● **Exercise directions**
Only the number is wanted: count the lines in the data with "that" in them.

● **Dataset entries**
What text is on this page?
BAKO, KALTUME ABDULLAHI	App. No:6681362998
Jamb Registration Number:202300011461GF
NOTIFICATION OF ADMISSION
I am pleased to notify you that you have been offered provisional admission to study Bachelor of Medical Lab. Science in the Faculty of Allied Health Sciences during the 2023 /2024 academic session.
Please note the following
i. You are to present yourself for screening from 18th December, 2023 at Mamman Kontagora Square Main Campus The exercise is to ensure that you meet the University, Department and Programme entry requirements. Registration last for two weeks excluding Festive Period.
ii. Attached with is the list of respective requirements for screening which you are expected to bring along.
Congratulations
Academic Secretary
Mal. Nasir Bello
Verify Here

● **Exercise result**
2